Given records

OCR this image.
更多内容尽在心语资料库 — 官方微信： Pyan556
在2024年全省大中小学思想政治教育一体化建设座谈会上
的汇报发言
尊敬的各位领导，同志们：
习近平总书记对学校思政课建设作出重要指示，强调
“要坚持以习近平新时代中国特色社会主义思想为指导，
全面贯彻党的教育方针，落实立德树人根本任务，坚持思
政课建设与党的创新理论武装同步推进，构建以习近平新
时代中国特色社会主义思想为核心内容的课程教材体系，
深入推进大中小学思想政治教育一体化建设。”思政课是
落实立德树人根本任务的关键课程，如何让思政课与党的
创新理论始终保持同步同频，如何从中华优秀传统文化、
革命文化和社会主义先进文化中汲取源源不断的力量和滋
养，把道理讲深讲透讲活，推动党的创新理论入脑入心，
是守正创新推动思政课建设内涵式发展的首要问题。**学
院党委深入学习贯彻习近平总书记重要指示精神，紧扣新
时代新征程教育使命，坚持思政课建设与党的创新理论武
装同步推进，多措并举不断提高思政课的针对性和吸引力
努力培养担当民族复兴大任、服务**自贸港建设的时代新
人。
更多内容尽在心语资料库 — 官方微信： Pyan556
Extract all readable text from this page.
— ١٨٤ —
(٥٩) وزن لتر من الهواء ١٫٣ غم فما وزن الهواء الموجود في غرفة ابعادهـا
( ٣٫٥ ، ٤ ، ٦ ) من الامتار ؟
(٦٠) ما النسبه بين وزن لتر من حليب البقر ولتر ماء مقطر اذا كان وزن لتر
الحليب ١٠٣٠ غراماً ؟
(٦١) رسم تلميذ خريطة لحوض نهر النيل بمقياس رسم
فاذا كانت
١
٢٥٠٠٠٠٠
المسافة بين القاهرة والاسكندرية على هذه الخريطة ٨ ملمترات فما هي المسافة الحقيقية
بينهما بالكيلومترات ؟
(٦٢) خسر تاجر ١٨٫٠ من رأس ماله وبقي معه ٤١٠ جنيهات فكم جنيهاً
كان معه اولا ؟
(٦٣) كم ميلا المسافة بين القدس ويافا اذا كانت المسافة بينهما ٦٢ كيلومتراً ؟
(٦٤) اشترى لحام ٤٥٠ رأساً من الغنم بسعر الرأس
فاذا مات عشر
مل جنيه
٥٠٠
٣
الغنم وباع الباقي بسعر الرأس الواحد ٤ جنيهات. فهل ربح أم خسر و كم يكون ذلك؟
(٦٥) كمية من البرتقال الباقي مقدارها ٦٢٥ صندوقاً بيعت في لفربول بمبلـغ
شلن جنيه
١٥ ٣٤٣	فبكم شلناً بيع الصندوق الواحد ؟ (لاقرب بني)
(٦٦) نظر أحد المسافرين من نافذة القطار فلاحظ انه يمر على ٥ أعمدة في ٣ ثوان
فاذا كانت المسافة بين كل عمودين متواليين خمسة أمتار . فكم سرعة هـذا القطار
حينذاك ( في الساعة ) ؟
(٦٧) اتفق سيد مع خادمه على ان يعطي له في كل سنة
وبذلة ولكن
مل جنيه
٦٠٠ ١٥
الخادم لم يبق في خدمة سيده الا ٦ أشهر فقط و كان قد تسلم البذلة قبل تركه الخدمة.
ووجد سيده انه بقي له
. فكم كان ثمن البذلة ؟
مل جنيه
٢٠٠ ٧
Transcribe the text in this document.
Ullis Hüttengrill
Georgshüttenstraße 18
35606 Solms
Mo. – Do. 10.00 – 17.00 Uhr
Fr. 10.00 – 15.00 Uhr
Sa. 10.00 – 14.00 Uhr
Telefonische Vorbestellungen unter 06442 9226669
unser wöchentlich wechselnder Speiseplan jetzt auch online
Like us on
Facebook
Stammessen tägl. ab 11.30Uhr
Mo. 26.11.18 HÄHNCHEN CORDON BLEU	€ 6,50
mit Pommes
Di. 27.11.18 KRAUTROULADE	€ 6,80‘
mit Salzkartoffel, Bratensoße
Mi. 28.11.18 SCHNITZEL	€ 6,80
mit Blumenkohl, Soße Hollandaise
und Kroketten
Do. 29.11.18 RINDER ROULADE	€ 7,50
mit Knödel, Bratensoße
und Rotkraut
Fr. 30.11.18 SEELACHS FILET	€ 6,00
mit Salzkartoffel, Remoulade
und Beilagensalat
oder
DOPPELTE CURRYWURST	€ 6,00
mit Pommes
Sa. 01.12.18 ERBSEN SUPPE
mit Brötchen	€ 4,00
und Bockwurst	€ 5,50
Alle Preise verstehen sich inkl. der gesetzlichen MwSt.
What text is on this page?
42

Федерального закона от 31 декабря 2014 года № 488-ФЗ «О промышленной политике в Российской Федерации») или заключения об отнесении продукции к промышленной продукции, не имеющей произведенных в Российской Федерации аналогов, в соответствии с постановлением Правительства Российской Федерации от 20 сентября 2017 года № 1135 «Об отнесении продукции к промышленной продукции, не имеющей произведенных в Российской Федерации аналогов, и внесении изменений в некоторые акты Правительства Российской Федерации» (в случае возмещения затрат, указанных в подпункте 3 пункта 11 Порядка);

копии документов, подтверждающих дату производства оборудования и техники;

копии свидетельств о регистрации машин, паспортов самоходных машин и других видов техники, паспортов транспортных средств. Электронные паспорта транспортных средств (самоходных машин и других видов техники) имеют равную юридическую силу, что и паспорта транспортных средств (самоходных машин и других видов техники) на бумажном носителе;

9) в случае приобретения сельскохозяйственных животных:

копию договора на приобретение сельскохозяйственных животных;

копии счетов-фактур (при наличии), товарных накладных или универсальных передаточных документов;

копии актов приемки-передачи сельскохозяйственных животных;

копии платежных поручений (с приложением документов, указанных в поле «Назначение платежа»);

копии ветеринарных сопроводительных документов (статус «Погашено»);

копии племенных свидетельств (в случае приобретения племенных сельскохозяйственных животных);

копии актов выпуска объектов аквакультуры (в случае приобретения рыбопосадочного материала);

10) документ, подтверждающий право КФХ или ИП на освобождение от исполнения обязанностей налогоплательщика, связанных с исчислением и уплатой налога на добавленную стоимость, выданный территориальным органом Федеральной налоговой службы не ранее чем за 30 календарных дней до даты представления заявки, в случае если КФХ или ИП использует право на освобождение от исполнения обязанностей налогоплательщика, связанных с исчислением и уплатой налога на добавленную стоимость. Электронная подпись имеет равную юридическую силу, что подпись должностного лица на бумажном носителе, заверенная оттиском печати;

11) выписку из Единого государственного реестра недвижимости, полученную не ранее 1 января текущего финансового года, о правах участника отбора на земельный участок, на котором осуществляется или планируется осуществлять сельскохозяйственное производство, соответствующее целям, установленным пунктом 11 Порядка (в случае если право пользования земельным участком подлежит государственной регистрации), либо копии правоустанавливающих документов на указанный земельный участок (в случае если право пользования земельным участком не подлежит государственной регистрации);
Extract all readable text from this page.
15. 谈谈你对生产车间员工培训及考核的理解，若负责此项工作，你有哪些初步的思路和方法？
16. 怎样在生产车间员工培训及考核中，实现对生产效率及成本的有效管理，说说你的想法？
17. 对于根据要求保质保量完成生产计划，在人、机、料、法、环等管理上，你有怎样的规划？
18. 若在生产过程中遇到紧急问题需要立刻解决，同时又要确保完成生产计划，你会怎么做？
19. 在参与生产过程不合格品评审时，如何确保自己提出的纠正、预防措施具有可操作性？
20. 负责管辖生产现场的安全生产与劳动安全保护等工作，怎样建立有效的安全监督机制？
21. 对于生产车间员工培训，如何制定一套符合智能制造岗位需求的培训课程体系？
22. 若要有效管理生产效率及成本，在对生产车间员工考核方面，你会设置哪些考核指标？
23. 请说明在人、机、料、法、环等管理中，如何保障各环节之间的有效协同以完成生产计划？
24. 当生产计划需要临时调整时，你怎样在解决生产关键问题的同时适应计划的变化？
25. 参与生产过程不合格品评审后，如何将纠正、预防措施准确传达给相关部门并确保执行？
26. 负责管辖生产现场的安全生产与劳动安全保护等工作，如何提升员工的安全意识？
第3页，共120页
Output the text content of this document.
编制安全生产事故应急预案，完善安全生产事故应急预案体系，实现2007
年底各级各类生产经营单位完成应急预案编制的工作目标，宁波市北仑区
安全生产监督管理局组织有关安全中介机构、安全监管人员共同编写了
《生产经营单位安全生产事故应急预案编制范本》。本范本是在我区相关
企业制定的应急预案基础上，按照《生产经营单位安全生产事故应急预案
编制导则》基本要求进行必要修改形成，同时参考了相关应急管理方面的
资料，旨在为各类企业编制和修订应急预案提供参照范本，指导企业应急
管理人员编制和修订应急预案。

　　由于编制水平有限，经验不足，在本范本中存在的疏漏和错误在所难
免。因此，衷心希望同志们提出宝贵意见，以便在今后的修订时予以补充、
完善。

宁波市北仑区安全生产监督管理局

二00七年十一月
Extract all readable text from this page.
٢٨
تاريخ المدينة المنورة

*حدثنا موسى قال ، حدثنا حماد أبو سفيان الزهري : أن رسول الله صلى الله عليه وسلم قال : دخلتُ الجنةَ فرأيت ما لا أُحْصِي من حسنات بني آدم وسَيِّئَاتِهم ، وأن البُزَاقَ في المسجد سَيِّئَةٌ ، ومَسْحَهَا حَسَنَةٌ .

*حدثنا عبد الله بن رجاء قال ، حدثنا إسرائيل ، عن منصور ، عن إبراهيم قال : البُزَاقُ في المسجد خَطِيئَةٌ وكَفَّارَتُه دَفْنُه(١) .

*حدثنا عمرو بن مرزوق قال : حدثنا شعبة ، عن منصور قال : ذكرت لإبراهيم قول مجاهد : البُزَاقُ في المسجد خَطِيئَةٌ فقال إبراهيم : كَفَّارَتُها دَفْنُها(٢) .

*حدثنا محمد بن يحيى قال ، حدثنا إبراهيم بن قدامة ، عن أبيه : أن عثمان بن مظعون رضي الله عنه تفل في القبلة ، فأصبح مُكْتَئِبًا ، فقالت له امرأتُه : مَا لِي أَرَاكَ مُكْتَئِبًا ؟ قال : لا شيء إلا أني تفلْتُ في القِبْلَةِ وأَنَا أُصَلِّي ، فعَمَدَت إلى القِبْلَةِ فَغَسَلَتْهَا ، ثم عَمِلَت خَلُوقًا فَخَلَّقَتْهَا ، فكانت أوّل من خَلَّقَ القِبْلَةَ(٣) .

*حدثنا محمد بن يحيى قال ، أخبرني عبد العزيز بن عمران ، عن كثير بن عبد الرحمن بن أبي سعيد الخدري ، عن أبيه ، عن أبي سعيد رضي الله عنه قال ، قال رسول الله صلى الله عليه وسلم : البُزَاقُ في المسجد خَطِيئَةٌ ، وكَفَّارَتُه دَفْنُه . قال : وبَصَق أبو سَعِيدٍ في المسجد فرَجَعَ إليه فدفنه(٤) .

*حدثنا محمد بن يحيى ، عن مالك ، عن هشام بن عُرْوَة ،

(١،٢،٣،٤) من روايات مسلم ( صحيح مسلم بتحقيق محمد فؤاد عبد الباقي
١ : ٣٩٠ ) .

The request
Take each line of the material that contains the word "носителе" and list it.

Answer to this problem
копии свидетельств о регистрации машин, паспортов самоходных машин и других видов техники, паспортов транспортных средств. Электронные паспорта транспортных средств (самоходных машин и других видов техники) имеют равную юридическую силу, что и паспорта транспортных средств (самоходных машин и других видов техники) на бумажном носителе;
10) документ, подтверждающий право КФХ или ИП на освобождение от исполнения обязанностей налогоплательщика, связанных с исчислением и уплатой налога на добавленную стоимость, выданный территориальным органом Федеральной налоговой службы не ранее чем за 30 календарных дней до даты представления заявки, в случае если КФХ или ИП использует право на освобождение от исполнения обязанностей налогоплательщика, связанных с исчислением и уплатой налога на добавленную стоимость. Электронная подпись имеет равную юридическую силу, что подпись должностного лица на бумажном носителе, заверенная оттиском печати;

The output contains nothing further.